## Task description
Transcribe each line of the material as it is, and drop any picture.

───── Record excerpts ─────

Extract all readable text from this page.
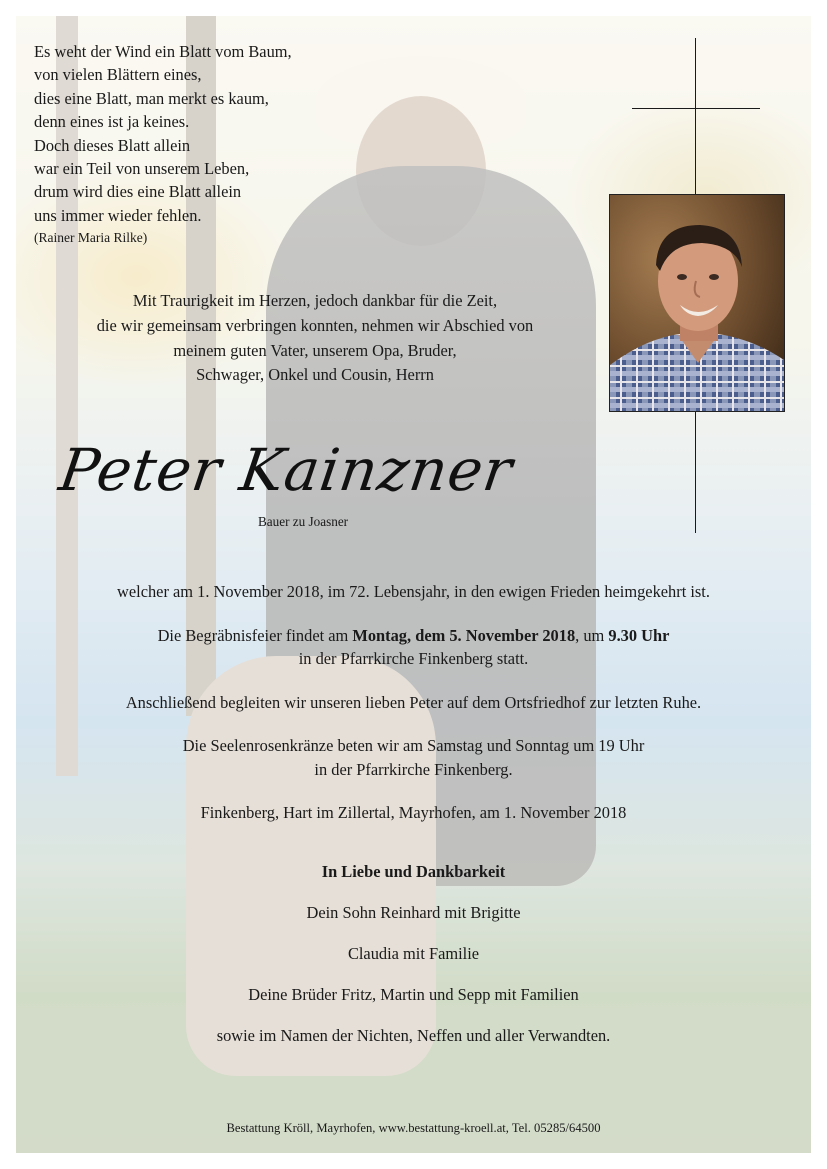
Es weht der Wind ein Blatt vom Baum,
von vielen Blättern eines,
dies eine Blatt, man merkt es kaum,
denn eines ist ja keines.
Doch dieses Blatt allein
war ein Teil von unserem Leben,
drum wird dies eine Blatt allein
uns immer wieder fehlen.
(Rainer Maria Rilke)
Mit Traurigkeit im Herzen, jedoch dankbar für die Zeit,
die wir gemeinsam verbringen konnten, nehmen wir Abschied von
meinem guten Vater, unserem Opa, Bruder,
Schwager, Onkel und Cousin, Herrn
Peter Kainzner
Bauer zu Joasner

welcher am 1. November 2018, im 72. Lebensjahr, in den ewigen Frieden heimgekehrt ist.

Die Begräbnisfeier findet am Montag, dem 5. November 2018, um 9.30 Uhr
in der Pfarrkirche Finkenberg statt.

Anschließend begleiten wir unseren lieben Peter auf dem Ortsfriedhof zur letzten Ruhe.

Die Seelenrosenkränze beten wir am Samstag und Sonntag um 19 Uhr
in der Pfarrkirche Finkenberg.

Finkenberg, Hart im Zillertal, Mayrhofen, am 1. November 2018

In Liebe und Dankbarkeit
Dein Sohn Reinhard mit Brigitte
Claudia mit Familie
Deine Brüder Fritz, Martin und Sepp mit Familien
sowie im Namen der Nichten, Neffen und aller Verwandten.
Bestattung Kröll, Mayrhofen, www.bestattung-kroell.at, Tel. 05285/64500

─────

## Solution to this task
Extract all readable text from this page.
Es weht der Wind ein Blatt vom Baum,
von vielen Blättern eines,
dies eine Blatt, man merkt es kaum,
denn eines ist ja keines.
Doch dieses Blatt allein
war ein Teil von unserem Leben,
drum wird dies eine Blatt allein
uns immer wieder fehlen.
(Rainer Maria Rilke)
Mit Traurigkeit im Herzen, jedoch dankbar für die Zeit,
die wir gemeinsam verbringen konnten, nehmen wir Abschied von
meinem guten Vater, unserem Opa, Bruder,
Schwager, Onkel und Cousin, Herrn
Peter Kainzner
Bauer zu Joasner

welcher am 1. November 2018, im 72. Lebensjahr, in den ewigen Frieden heimgekehrt ist.

Die Begräbnisfeier findet am Montag, dem 5. November 2018, um 9.30 Uhr
in der Pfarrkirche Finkenberg statt.

Anschließend begleiten wir unseren lieben Peter auf dem Ortsfriedhof zur letzten Ruhe.

Die Seelenrosenkränze beten wir am Samstag und Sonntag um 19 Uhr
in der Pfarrkirche Finkenberg.

Finkenberg, Hart im Zillertal, Mayrhofen, am 1. November 2018

In Liebe und Dankbarkeit
Dein Sohn Reinhard mit Brigitte
Claudia mit Familie
Deine Brüder Fritz, Martin und Sepp mit Familien
sowie im Namen der Nichten, Neffen und aller Verwandten.
Bestattung Kröll, Mayrhofen, www.bestattung-kroell.at, Tel. 05285/64500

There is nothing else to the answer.